## DIRECTION
Collect and copy every line of the data that contains the string "patch", matching case.

## SOURCE DATA

## START

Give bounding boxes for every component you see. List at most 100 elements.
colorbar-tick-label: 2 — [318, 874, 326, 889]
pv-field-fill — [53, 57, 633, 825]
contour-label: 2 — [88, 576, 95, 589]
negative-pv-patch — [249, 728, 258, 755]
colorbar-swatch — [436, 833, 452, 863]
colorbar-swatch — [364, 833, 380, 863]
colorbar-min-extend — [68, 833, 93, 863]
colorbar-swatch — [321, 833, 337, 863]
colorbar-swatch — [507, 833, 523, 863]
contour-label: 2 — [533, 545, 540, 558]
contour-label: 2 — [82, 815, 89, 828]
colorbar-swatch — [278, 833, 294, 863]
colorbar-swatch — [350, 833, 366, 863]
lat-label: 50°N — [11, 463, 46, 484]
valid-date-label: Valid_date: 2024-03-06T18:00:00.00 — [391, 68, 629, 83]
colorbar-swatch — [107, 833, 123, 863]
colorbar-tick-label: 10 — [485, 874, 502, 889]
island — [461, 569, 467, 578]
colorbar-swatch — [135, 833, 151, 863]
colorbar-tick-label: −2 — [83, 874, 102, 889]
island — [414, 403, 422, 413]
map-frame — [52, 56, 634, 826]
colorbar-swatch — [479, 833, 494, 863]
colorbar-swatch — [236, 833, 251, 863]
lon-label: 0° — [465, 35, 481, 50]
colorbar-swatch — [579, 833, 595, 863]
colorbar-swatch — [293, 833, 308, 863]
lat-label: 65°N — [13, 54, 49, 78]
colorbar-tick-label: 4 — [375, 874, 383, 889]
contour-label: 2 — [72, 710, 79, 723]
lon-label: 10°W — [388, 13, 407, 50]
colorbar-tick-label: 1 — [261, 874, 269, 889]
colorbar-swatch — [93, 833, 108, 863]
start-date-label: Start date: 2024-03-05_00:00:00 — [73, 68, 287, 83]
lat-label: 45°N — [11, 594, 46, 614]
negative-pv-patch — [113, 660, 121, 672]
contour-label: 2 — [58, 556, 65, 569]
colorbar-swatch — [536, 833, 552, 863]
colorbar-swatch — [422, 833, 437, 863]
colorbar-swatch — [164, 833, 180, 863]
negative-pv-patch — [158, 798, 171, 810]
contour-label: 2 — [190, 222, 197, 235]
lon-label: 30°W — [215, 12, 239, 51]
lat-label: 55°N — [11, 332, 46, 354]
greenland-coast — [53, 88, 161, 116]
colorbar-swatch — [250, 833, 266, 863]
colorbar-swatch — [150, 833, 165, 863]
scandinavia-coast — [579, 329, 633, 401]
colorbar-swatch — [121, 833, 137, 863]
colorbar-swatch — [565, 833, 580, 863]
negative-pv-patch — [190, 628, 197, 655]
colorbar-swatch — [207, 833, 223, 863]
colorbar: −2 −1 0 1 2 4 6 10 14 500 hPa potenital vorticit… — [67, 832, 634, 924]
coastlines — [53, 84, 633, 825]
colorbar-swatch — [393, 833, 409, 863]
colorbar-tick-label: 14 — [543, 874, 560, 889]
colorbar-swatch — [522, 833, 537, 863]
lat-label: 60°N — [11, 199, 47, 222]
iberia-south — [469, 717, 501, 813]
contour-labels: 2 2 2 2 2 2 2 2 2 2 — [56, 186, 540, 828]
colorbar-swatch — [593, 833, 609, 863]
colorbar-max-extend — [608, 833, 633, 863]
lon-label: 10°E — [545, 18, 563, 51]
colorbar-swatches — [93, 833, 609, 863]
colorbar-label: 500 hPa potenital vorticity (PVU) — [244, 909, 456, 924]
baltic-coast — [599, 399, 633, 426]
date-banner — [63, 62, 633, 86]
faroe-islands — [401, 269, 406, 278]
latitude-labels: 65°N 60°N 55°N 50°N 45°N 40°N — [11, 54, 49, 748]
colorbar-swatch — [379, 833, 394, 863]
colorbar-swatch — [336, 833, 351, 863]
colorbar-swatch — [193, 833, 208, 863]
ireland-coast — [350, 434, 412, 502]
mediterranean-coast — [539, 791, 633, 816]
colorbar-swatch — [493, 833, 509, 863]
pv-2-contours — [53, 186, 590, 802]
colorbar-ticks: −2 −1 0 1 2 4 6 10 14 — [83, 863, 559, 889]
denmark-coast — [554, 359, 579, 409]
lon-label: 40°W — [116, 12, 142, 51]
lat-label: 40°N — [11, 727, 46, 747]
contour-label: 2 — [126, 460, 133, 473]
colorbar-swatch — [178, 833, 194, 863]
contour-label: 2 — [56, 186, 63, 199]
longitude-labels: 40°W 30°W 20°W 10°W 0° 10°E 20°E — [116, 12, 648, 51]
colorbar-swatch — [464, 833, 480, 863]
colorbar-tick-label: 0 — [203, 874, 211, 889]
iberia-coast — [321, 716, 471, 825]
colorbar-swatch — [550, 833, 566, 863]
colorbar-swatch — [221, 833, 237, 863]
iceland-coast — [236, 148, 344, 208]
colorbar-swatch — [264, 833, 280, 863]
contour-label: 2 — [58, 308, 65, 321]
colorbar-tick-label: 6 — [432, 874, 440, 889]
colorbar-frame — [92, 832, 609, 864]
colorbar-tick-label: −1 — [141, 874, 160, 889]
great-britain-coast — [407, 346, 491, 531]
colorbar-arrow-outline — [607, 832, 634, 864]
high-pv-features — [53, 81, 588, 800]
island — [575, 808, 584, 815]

## END

## WRITTEN SOLUTION
negative-pv-patch — [249, 728, 258, 755]
negative-pv-patch — [113, 660, 121, 672]
negative-pv-patch — [158, 798, 171, 810]
negative-pv-patch — [190, 628, 197, 655]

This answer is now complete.